### The problem
Transcribe the records exactly from the line with "What data populates" to the end, both included.

### Records to use
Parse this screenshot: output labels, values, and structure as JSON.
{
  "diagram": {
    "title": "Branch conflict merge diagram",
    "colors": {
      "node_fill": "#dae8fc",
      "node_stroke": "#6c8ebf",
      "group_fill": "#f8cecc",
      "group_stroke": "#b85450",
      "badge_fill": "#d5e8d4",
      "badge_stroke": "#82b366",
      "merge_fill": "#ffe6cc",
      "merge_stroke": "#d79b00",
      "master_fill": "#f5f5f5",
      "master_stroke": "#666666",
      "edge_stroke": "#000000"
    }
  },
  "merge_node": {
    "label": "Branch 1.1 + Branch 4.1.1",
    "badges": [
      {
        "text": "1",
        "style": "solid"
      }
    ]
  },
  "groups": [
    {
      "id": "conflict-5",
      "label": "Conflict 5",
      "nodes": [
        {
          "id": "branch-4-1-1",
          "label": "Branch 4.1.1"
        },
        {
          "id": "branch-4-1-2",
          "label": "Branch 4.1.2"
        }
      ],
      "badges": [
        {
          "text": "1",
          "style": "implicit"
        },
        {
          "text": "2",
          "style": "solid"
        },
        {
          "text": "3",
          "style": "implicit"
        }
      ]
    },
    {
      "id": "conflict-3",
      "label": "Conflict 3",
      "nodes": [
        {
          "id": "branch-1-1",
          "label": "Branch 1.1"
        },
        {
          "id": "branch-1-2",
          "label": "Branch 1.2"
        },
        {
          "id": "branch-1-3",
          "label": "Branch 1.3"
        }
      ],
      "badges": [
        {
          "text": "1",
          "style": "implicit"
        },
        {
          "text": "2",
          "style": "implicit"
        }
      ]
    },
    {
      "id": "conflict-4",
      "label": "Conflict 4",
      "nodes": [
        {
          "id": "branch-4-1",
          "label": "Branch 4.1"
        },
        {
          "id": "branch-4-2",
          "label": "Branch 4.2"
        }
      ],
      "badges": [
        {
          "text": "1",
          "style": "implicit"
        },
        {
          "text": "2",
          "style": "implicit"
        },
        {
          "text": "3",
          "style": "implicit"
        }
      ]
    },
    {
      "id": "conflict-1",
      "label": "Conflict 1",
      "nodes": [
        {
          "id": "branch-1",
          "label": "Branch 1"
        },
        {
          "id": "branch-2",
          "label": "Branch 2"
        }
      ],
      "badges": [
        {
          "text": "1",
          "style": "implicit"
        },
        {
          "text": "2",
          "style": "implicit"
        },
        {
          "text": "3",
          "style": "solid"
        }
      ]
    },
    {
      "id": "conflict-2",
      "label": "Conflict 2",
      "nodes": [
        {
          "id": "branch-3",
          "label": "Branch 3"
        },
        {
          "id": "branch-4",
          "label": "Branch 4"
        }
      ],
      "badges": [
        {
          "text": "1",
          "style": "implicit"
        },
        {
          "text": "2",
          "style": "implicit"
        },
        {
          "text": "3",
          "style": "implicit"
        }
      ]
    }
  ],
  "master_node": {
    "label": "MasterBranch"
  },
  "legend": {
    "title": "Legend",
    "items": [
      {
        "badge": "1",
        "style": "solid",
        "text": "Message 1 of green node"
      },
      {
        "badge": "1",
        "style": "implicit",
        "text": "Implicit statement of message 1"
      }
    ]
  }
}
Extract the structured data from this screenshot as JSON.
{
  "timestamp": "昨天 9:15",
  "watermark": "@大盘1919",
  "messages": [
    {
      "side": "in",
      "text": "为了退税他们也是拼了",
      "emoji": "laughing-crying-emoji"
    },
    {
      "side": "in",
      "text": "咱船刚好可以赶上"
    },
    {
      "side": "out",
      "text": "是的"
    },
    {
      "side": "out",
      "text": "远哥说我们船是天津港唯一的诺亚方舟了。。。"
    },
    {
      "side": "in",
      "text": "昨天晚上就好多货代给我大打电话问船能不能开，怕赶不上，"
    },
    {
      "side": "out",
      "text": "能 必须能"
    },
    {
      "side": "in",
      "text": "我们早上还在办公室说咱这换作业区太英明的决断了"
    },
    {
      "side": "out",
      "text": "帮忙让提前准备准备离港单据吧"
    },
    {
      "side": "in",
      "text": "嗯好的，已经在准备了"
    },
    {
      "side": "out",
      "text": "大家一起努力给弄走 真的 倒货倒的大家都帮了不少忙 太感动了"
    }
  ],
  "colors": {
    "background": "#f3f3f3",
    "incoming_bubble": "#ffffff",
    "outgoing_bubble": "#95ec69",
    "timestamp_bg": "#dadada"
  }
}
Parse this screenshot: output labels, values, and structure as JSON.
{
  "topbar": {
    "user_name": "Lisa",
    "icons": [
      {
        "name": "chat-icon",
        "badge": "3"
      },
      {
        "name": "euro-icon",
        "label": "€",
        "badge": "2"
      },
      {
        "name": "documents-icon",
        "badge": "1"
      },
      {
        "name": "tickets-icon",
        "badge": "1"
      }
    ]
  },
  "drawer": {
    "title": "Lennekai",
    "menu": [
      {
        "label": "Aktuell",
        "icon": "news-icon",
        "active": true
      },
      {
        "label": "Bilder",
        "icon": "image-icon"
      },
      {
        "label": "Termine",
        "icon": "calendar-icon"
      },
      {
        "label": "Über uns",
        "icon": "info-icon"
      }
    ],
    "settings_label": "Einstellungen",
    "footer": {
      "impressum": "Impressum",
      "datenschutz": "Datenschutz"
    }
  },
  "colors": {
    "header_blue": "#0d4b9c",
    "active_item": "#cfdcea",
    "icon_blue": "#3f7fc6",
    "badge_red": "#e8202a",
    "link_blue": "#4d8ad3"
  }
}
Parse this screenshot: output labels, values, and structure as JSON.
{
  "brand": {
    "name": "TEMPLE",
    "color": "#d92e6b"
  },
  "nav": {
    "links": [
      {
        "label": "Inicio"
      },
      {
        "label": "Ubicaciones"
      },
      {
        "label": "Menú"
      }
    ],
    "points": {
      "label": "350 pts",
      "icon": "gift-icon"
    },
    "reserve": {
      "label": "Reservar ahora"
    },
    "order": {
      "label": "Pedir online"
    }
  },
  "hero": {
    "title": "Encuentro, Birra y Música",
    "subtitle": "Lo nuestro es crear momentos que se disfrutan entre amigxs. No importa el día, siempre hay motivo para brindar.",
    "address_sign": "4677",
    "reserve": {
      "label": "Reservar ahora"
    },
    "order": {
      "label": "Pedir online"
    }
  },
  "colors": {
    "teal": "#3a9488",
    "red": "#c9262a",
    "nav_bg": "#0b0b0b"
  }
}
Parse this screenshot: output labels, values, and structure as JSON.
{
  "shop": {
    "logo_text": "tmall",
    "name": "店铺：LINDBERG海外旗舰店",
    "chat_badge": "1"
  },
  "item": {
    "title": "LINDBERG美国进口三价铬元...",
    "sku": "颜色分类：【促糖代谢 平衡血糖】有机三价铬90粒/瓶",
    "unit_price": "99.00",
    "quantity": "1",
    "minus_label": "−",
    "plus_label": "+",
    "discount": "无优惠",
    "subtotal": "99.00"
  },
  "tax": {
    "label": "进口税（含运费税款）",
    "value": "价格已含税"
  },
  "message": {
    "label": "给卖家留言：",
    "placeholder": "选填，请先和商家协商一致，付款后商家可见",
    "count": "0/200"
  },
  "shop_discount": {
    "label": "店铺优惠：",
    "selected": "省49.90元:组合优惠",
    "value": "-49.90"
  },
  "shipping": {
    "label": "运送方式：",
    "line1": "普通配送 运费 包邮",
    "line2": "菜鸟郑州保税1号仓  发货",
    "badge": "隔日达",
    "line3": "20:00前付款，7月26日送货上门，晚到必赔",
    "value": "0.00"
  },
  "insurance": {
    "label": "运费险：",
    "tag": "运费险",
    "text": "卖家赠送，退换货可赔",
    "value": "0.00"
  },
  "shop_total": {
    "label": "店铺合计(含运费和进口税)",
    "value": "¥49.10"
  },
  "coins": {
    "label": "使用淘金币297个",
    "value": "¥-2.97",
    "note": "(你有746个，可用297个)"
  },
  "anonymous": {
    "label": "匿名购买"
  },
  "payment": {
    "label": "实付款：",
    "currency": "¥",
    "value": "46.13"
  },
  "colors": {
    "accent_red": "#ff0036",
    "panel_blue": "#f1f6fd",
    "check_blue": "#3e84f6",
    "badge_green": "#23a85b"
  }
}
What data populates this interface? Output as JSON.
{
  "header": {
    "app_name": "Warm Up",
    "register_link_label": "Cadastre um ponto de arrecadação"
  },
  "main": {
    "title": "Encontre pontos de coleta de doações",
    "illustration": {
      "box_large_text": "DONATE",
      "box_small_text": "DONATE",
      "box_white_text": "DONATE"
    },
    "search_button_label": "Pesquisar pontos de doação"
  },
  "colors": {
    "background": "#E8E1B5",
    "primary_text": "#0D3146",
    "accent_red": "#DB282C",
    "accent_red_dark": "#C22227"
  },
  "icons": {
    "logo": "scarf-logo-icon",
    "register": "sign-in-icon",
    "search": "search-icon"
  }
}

### Result below
What data populates this interface? Output as JSON.
{
  "header": {
    "app_name": "Warm Up",
    "register_link_label": "Cadastre um ponto de arrecadação"
  },
  "main": {
    "title": "Encontre pontos de coleta de doações",
    "illustration": {
      "box_large_text": "DONATE",
      "box_small_text": "DONATE",
      "box_white_text": "DONATE"
    },
    "search_button_label": "Pesquisar pontos de doação"
  },
  "colors": {
    "background": "#E8E1B5",
    "primary_text": "#0D3146",
    "accent_red": "#DB282C",
    "accent_red_dark": "#C22227"
  },
  "icons": {
    "logo": "scarf-logo-icon",
    "register": "sign-in-icon",
    "search": "search-icon"
  }
}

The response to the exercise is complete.